STATED GOAL —
Write out the whole listing exactly as it stands.

PROVIDED ENTRIES —
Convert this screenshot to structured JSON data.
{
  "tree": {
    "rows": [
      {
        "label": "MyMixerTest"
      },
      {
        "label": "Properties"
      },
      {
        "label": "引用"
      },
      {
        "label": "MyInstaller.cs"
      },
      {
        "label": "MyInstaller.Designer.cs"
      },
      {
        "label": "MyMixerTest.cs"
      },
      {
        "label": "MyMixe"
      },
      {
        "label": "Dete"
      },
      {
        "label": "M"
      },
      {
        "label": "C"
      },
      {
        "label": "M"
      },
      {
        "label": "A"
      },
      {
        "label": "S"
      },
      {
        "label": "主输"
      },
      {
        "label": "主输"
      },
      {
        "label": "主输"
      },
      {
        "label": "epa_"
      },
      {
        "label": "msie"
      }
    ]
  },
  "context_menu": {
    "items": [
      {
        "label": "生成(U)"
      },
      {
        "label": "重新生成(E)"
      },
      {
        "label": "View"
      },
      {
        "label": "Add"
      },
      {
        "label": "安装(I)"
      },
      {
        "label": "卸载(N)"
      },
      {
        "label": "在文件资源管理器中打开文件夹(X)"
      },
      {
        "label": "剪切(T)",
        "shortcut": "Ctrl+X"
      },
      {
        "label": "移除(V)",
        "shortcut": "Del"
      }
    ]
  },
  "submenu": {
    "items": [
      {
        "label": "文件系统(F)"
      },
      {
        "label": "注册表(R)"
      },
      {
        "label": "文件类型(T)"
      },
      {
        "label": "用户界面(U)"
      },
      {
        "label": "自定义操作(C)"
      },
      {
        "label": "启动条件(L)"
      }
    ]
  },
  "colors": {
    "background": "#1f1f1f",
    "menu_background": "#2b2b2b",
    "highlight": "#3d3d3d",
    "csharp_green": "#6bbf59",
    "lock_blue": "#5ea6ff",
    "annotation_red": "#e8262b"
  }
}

TASK RESPONSE —
Convert this screenshot to structured JSON data.
{
  "tree": {
    "rows": [
      {
        "label": "MyMixerTest"
      },
      {
        "label": "Properties"
      },
      {
        "label": "引用"
      },
      {
        "label": "MyInstaller.cs"
      },
      {
        "label": "MyInstaller.Designer.cs"
      },
      {
        "label": "MyMixerTest.cs"
      },
      {
        "label": "MyMixe"
      },
      {
        "label": "Dete"
      },
      {
        "label": "M"
      },
      {
        "label": "C"
      },
      {
        "label": "M"
      },
      {
        "label": "A"
      },
      {
        "label": "S"
      },
      {
        "label": "主输"
      },
      {
        "label": "主输"
      },
      {
        "label": "主输"
      },
      {
        "label": "epa_"
      },
      {
        "label": "msie"
      }
    ]
  },
  "context_menu": {
    "items": [
      {
        "label": "生成(U)"
      },
      {
        "label": "重新生成(E)"
      },
      {
        "label": "View"
      },
      {
        "label": "Add"
      },
      {
        "label": "安装(I)"
      },
      {
        "label": "卸载(N)"
      },
      {
        "label": "在文件资源管理器中打开文件夹(X)"
      },
      {
        "label": "剪切(T)",
        "shortcut": "Ctrl+X"
      },
      {
        "label": "移除(V)",
        "shortcut": "Del"
      }
    ]
  },
  "submenu": {
    "items": [
      {
        "label": "文件系统(F)"
      },
      {
        "label": "注册表(R)"
      },
      {
        "label": "文件类型(T)"
      },
      {
        "label": "用户界面(U)"
      },
      {
        "label": "自定义操作(C)"
      },
      {
        "label": "启动条件(L)"
      }
    ]
  },
  "colors": {
    "background": "#1f1f1f",
    "menu_background": "#2b2b2b",
    "highlight": "#3d3d3d",
    "csharp_green": "#6bbf59",
    "lock_blue": "#5ea6ff",
    "annotation_red": "#e8262b"
  }
}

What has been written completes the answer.